**What you will do:**
State how many lines in the listing below include the word "placement". Give nothing but the number.

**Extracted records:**
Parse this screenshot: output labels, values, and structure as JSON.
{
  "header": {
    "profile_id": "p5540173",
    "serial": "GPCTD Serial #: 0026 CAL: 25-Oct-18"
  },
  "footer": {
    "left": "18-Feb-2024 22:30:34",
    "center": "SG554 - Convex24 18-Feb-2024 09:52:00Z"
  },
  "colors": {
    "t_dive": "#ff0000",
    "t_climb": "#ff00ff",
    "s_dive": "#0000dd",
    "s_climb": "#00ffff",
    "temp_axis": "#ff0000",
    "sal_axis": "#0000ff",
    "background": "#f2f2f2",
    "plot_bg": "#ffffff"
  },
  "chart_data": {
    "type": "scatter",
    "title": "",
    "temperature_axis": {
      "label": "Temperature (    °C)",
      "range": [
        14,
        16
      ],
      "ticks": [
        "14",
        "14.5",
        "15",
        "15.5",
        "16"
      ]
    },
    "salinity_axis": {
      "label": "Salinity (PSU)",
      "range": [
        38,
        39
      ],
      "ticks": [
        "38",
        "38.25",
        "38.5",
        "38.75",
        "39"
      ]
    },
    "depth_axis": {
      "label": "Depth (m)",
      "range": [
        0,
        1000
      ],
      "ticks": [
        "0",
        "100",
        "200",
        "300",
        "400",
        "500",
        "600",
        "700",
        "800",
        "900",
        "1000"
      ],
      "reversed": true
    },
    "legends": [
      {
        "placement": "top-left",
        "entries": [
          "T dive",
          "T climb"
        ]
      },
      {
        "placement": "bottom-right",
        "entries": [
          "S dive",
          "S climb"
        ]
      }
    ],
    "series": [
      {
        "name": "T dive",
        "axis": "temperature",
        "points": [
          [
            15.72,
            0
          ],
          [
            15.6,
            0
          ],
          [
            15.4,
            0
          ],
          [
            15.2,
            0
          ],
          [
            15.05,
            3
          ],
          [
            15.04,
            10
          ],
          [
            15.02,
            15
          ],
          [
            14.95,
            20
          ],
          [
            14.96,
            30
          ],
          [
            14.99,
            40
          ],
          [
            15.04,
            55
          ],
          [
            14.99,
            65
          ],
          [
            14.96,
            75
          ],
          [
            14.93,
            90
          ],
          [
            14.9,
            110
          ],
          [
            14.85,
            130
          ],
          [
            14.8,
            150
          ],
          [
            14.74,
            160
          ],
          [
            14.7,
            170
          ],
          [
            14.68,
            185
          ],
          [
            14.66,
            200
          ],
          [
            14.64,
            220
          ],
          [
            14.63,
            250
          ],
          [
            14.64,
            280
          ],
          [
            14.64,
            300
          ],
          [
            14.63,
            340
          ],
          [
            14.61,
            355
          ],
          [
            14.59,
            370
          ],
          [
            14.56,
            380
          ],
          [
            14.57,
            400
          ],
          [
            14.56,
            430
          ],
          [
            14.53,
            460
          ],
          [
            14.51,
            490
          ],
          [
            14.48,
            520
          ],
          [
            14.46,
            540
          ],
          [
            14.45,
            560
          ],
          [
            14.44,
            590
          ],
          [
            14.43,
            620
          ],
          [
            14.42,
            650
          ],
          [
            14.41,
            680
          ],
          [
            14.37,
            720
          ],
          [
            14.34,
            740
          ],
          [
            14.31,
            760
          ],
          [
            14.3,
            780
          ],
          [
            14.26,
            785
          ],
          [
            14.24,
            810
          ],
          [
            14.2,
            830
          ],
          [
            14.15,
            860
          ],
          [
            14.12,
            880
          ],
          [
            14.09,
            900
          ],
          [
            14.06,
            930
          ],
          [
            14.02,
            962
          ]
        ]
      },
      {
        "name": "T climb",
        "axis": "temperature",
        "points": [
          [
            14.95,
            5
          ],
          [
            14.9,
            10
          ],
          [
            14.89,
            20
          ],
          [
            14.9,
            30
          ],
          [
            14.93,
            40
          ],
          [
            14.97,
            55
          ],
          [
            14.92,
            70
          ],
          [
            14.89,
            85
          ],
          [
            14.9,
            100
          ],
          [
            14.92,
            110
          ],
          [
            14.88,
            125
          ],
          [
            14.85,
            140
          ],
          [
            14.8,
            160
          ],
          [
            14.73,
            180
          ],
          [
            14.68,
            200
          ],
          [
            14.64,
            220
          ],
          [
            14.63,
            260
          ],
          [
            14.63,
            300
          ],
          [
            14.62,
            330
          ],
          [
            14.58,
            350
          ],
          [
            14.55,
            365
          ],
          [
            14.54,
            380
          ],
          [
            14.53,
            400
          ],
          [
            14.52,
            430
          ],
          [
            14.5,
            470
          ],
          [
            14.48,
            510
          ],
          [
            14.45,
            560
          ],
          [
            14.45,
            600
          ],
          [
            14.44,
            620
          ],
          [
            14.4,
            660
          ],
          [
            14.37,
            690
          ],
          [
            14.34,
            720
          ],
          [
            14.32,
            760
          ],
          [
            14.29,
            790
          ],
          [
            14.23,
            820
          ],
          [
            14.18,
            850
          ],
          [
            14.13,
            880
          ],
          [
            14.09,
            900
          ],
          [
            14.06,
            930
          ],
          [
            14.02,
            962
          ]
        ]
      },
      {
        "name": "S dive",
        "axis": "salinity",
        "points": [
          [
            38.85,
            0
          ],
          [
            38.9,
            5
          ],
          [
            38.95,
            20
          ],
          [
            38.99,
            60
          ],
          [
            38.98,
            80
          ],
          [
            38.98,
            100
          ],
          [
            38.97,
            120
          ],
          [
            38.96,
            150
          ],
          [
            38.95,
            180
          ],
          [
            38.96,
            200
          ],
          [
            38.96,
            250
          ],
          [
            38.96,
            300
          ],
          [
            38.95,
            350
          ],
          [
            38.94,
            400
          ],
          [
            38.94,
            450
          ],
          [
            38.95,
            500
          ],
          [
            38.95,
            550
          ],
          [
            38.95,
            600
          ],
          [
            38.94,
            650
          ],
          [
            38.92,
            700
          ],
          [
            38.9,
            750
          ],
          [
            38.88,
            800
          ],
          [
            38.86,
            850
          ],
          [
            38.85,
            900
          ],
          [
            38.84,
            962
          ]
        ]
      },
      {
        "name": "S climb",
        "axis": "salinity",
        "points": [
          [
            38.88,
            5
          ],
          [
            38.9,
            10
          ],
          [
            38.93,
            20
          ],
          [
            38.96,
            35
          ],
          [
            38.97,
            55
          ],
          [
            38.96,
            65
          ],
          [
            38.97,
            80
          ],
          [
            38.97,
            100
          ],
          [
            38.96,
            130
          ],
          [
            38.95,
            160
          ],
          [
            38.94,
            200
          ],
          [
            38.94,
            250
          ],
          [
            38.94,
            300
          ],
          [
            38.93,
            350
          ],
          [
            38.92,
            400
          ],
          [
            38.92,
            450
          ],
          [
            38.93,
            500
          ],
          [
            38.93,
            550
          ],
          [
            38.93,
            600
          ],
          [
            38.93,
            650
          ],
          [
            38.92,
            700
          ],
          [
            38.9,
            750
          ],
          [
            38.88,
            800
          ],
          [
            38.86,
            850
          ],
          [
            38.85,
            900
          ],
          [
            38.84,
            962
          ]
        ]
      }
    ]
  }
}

**Task response:**
2